## Material provided
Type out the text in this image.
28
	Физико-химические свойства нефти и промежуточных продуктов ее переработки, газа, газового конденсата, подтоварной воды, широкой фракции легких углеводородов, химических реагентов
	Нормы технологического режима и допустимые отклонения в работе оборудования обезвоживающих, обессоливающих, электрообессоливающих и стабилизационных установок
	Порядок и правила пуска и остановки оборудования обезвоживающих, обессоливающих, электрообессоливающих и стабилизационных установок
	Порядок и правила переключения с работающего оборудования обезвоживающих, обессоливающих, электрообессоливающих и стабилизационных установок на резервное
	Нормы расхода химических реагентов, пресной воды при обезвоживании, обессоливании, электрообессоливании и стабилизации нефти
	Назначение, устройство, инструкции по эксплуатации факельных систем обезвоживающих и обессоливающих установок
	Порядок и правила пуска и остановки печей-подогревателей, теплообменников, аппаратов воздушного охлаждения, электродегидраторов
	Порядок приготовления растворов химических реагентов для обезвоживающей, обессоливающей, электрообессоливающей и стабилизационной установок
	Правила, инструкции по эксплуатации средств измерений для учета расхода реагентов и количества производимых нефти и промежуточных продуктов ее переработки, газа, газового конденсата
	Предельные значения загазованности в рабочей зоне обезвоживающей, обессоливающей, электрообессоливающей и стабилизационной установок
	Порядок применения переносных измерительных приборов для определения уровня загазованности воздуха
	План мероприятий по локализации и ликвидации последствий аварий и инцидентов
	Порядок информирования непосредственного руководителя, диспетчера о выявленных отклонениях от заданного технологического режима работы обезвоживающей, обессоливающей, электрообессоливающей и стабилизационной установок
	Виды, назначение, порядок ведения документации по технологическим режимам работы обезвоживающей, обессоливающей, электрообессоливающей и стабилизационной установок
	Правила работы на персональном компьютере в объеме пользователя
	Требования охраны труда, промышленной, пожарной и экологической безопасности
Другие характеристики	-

## Instructions for the task
In the entries above, find lines with "инструкции" and copy each.

## The reply
	Назначение, устройство, инструкции по эксплуатации факельных систем обезвоживающих и обессоливающих установок
	Правила, инструкции по эксплуатации средств измерений для учета расхода реагентов и количества производимых нефти и промежуточных продуктов ее переработки, газа, газового конденсата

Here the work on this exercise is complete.